OBJECTIVE:
Copy out each line containing "color" from the entries below.

TASK MATERIAL:
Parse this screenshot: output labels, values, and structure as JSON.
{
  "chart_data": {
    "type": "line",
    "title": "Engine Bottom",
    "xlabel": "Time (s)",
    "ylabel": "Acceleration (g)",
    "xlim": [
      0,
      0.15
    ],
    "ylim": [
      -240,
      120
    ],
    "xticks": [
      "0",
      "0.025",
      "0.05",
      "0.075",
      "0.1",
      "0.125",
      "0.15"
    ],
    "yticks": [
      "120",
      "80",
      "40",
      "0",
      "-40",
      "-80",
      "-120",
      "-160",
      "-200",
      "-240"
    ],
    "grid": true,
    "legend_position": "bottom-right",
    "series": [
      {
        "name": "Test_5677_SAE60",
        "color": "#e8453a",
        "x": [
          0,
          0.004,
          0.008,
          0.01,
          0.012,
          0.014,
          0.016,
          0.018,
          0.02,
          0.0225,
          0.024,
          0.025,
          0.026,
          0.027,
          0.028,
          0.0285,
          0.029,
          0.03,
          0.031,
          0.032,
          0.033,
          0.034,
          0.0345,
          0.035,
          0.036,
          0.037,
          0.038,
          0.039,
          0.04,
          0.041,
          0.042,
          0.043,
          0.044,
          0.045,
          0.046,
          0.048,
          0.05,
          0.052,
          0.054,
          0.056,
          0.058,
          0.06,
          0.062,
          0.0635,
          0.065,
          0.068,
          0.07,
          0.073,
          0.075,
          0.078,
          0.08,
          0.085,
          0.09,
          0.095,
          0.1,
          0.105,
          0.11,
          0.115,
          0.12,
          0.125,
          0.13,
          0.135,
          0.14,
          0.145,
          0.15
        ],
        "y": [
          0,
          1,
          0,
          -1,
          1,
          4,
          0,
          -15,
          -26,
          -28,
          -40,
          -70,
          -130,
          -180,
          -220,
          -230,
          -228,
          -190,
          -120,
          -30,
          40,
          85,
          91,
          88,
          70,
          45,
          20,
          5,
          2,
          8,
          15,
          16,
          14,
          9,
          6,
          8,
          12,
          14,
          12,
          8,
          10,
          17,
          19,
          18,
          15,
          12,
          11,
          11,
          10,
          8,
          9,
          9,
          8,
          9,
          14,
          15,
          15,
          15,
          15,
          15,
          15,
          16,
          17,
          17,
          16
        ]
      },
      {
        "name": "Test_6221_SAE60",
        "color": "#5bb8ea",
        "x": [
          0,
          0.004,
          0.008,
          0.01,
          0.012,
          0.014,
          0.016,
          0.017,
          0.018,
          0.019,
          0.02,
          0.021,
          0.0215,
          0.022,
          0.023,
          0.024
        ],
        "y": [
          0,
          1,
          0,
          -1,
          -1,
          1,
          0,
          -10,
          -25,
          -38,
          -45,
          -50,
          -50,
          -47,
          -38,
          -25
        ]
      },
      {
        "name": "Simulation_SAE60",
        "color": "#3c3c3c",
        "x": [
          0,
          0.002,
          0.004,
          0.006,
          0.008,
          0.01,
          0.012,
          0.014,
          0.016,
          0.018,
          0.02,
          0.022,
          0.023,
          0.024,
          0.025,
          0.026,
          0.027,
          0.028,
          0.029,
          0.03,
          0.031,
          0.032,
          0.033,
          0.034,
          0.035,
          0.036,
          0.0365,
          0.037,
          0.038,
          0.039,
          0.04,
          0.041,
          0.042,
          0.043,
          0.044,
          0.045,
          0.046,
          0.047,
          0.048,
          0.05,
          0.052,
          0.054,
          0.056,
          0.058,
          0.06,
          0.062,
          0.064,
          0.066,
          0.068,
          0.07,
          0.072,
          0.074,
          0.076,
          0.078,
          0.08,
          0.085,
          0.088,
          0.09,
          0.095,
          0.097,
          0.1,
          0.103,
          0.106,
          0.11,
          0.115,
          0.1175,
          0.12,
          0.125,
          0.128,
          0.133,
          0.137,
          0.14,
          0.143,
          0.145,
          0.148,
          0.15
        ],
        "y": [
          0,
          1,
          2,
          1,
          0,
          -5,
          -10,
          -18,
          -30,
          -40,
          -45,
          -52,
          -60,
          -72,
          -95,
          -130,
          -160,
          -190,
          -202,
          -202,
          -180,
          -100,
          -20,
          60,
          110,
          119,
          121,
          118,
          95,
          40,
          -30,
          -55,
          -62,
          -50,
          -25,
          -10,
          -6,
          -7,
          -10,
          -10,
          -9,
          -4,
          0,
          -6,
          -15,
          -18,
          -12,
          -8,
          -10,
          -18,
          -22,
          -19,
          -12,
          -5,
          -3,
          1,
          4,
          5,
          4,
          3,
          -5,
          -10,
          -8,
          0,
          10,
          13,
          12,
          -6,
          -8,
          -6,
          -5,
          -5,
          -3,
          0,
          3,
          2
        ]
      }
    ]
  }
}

TASK RESPONSE:
        "color": "#e8453a",
        "color": "#5bb8ea",
        "color": "#3c3c3c",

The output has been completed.